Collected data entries
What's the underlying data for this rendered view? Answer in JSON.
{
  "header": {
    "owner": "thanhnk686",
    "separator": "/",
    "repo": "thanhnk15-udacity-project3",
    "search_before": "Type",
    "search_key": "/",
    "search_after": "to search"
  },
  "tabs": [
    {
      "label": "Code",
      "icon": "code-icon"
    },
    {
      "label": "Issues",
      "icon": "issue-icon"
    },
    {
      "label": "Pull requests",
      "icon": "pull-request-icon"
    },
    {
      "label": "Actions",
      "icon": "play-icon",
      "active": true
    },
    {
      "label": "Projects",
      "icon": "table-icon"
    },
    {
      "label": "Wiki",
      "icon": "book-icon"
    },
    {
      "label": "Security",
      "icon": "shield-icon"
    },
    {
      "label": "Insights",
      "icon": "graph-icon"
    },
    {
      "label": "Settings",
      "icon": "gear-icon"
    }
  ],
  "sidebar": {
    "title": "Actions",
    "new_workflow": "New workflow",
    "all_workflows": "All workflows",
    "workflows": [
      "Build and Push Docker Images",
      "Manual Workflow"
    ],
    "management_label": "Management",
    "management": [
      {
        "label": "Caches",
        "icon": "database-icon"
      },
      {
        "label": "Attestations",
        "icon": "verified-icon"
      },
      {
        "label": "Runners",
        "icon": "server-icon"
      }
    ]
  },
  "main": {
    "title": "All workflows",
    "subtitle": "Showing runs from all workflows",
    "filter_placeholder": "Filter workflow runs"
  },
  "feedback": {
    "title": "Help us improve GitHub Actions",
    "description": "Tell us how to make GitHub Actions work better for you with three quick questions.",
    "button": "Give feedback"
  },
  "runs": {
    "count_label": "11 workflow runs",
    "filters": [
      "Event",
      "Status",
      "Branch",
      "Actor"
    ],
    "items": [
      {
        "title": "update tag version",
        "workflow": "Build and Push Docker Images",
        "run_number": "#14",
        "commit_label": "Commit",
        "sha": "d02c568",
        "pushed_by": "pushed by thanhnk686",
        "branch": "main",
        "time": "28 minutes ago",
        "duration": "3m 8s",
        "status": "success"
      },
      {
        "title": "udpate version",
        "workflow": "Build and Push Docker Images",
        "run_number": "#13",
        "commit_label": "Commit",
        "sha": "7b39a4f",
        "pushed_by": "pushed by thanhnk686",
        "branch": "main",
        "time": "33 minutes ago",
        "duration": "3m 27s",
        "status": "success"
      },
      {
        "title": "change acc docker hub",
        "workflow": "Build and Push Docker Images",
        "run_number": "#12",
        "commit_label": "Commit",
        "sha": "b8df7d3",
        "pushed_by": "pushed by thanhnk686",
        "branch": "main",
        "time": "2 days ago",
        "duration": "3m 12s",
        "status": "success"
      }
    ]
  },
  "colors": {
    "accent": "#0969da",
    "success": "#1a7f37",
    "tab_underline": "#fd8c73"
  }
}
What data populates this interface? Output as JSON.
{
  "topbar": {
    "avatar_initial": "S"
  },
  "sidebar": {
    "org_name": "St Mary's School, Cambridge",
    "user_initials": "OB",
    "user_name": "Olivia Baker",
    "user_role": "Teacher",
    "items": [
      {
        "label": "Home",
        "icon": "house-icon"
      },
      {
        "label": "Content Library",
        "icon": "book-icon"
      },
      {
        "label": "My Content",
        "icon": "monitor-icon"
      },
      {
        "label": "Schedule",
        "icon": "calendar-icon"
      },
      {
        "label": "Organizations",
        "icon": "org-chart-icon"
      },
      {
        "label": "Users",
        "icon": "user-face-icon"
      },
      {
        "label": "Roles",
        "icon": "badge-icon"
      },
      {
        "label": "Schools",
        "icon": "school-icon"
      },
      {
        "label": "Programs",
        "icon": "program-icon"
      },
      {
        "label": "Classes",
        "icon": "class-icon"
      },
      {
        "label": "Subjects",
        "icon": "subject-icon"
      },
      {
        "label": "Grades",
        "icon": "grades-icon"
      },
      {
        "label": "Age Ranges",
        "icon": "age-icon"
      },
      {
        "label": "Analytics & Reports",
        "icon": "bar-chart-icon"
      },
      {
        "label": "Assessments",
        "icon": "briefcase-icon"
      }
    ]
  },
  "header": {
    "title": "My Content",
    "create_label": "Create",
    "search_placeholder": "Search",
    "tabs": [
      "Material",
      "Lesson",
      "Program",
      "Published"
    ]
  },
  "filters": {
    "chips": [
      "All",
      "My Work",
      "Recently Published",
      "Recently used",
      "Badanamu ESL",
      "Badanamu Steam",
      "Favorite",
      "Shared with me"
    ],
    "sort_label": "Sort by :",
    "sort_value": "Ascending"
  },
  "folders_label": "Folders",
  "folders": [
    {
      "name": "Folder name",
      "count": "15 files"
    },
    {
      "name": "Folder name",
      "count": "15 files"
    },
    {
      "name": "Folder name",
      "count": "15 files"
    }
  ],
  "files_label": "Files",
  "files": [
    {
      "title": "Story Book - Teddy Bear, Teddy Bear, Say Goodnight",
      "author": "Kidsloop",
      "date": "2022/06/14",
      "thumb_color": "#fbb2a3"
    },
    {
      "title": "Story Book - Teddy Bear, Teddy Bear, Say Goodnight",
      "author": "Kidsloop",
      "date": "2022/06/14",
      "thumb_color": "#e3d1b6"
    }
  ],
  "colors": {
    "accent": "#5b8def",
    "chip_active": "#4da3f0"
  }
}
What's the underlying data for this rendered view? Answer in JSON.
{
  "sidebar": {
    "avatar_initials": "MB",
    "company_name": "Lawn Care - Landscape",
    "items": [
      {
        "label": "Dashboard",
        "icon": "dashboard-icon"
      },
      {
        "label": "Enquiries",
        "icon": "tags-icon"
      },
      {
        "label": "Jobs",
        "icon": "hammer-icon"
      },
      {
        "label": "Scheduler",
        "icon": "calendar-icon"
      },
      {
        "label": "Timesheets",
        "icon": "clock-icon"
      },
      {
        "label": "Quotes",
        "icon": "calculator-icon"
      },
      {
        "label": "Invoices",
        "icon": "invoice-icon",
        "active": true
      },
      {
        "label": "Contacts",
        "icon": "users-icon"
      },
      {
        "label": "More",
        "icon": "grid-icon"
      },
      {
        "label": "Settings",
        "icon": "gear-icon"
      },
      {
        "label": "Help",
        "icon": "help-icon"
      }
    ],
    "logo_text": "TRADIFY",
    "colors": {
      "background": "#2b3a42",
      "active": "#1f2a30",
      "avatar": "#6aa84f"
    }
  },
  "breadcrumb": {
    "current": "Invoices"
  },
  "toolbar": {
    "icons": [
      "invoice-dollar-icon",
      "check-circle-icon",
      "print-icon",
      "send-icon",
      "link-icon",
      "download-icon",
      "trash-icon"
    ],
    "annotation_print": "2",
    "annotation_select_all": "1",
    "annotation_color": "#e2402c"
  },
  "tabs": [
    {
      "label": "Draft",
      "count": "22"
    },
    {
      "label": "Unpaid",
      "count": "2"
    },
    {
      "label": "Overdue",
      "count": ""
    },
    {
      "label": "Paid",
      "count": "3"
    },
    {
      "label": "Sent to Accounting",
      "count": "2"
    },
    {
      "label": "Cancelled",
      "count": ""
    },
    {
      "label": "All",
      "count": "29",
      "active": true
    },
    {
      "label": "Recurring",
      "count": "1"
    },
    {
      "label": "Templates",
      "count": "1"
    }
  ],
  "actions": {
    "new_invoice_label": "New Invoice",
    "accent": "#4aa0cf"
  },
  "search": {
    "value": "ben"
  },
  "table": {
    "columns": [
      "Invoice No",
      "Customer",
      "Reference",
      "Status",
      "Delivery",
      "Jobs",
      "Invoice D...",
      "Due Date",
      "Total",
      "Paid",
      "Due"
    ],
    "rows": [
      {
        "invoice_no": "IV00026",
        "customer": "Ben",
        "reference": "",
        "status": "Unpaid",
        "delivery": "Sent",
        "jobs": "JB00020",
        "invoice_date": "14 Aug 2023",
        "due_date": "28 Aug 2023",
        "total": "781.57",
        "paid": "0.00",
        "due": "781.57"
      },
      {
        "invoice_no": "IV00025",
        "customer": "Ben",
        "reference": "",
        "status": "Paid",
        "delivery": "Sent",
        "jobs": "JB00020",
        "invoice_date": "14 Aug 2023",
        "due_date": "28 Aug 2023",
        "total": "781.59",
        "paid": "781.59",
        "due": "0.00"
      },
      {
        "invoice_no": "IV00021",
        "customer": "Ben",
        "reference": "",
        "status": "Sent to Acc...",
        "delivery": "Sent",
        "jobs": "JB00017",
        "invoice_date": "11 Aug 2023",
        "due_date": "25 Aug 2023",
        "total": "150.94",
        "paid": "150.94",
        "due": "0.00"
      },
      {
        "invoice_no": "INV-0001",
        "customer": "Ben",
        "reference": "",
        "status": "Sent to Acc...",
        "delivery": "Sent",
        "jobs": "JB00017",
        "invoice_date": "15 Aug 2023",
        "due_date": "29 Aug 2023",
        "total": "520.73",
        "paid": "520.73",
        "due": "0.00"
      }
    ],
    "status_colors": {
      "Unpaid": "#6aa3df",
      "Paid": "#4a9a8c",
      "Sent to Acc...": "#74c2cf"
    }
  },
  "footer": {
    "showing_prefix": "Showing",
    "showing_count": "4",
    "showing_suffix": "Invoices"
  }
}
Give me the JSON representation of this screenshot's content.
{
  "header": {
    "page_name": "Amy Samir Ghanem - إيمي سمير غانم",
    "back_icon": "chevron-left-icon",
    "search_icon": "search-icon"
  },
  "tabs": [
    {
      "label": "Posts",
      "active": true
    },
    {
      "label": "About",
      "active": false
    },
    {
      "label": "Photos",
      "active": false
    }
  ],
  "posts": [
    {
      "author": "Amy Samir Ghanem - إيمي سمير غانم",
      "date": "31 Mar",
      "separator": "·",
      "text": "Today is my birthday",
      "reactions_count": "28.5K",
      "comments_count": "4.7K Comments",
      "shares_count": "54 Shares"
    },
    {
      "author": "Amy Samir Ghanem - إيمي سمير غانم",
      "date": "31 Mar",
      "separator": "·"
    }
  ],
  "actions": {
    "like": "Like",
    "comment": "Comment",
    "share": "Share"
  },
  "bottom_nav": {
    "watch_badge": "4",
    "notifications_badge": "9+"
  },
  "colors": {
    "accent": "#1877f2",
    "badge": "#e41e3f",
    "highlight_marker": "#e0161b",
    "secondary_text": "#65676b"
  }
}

WHAT IS EXPECTED — Pick out the lines above that hold the string "JSON" and show them.

SOLUTION TO THIS EXERCISE —
What's the underlying data for this rendered view? Answer in JSON.
What data populates this interface? Output as JSON.
What's the underlying data for this rendered view? Answer in JSON.
Give me the JSON representation of this screenshot's content.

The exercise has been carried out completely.